**WORK TO BE COMPLETED**:
Copy only what runs from the line containing "Parse this screenshot: output" through the end of the material below, line for line, with both ends included.

[Figure record listings]
Begin
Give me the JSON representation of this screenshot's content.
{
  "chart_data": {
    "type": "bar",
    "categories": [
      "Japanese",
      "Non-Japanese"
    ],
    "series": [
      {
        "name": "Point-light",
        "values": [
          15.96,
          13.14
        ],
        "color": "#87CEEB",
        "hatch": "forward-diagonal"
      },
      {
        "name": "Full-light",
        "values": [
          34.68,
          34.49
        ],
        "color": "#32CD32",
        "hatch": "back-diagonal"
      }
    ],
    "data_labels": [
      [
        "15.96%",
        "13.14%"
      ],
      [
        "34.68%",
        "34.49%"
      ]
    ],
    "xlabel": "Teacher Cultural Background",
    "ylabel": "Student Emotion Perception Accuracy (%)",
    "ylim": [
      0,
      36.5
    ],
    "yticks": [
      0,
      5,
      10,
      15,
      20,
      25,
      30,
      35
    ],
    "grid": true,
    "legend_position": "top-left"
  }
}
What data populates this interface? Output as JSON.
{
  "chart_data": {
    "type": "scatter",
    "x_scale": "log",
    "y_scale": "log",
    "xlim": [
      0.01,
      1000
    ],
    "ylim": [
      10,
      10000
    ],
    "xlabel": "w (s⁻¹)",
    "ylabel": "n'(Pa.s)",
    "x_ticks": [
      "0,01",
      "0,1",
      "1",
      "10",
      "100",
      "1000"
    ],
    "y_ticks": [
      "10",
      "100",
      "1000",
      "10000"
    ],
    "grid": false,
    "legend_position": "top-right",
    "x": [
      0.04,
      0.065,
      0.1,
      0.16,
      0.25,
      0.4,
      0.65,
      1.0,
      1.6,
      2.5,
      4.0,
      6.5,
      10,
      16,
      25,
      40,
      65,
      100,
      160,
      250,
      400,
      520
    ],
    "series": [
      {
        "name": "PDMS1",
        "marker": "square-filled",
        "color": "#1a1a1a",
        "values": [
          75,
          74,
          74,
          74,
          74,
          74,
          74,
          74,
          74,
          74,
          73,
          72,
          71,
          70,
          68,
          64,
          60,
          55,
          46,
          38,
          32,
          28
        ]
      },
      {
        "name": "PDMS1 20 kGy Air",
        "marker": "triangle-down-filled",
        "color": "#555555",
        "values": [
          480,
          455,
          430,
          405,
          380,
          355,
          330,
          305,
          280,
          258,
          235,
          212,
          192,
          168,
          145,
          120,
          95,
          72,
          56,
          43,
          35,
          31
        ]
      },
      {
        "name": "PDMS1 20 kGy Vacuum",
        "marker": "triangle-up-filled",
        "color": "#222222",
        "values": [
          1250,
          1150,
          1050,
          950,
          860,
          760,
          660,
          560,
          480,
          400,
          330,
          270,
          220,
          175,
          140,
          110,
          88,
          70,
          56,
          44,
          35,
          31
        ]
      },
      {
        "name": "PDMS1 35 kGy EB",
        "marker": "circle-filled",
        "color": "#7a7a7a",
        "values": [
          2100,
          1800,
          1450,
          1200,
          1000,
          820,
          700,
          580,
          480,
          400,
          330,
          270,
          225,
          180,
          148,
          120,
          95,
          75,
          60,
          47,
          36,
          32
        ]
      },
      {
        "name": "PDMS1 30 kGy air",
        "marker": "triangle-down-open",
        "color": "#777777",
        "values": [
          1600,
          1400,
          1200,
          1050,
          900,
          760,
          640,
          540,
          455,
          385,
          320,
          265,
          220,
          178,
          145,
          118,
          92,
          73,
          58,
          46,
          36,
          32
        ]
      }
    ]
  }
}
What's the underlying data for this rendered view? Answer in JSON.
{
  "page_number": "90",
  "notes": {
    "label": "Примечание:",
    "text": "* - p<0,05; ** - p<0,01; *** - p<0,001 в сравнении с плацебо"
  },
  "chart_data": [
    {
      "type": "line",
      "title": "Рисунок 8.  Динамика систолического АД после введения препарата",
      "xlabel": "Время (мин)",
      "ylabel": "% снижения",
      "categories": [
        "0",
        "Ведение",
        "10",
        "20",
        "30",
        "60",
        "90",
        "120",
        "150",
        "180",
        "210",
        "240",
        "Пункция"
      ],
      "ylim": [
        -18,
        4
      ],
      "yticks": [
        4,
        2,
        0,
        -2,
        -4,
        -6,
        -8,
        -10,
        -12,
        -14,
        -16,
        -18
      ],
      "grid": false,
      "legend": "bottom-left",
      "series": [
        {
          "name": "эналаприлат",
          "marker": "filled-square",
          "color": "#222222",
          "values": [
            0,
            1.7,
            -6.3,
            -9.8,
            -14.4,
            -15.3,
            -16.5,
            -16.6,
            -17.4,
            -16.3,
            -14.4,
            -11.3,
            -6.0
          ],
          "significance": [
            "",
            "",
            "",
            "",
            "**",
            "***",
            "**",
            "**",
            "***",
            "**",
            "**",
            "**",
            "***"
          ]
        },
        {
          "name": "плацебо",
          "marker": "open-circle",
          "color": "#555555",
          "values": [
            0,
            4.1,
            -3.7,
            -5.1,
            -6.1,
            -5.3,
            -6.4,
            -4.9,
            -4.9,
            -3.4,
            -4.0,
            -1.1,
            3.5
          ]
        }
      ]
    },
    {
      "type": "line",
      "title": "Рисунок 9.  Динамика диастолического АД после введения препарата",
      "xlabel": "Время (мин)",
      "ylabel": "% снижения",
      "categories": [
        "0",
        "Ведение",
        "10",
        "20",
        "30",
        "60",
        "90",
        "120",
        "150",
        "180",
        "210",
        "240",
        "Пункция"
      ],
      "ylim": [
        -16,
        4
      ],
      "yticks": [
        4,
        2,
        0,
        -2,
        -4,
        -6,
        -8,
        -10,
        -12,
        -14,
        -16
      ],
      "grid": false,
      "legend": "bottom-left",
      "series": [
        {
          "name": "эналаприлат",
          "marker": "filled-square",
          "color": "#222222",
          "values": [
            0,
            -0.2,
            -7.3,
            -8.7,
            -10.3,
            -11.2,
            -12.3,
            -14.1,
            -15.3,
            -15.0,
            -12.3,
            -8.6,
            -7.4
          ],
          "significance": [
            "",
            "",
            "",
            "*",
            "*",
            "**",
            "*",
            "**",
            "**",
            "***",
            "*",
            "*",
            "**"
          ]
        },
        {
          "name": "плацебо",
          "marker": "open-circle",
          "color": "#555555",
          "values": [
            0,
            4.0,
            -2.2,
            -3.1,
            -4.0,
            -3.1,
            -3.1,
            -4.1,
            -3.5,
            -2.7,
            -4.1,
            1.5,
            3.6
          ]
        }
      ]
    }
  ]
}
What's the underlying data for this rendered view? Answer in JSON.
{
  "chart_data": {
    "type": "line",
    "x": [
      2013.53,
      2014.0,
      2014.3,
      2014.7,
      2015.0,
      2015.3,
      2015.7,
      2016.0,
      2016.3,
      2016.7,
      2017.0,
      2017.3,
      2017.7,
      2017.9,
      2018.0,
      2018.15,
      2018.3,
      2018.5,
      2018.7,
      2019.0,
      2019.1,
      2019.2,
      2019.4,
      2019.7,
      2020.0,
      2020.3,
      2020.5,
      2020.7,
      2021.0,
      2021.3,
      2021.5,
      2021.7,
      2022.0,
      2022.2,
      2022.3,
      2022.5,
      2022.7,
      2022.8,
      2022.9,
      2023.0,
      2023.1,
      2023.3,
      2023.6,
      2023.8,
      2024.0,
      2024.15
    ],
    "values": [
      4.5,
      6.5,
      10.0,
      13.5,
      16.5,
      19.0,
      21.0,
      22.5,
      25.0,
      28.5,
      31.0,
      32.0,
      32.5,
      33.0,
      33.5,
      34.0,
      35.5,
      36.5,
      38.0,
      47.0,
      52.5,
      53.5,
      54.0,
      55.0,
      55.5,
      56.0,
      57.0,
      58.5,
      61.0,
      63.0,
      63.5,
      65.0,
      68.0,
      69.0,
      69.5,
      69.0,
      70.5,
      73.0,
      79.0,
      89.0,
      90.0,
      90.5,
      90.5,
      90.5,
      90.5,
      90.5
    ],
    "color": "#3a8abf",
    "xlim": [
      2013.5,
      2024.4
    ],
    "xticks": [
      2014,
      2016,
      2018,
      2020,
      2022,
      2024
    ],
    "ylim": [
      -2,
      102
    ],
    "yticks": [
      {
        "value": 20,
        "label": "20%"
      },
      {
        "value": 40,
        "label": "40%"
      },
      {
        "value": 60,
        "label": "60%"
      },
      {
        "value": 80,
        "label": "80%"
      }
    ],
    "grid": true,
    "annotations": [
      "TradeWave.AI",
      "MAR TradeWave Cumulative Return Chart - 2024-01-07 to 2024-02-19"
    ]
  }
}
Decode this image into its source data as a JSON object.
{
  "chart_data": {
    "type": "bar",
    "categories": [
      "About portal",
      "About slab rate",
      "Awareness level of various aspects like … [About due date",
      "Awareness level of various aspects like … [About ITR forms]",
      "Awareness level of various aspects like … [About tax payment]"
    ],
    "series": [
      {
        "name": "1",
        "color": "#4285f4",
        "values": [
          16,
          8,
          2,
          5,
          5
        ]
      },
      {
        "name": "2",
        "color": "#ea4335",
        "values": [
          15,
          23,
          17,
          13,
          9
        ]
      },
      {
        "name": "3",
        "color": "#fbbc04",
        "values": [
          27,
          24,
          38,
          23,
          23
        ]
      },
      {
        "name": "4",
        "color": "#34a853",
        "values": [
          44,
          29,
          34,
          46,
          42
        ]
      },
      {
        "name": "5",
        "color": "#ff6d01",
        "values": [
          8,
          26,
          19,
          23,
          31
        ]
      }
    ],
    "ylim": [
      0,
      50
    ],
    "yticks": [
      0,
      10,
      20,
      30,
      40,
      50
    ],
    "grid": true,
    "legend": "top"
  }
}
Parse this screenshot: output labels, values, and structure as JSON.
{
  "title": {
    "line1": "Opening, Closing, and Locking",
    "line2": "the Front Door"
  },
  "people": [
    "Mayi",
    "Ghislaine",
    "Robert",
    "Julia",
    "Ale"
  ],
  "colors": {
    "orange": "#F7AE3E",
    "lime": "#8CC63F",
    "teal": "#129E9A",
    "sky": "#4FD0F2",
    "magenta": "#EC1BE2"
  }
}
End
**WRITTEN RESPONSE**:
Parse this screenshot: output labels, values, and structure as JSON.
{
  "title": {
    "line1": "Opening, Closing, and Locking",
    "line2": "the Front Door"
  },
  "people": [
    "Mayi",
    "Ghislaine",
    "Robert",
    "Julia",
    "Ale"
  ],
  "colors": {
    "orange": "#F7AE3E",
    "lime": "#8CC63F",
    "teal": "#129E9A",
    "sky": "#4FD0F2",
    "magenta": "#EC1BE2"
  }
}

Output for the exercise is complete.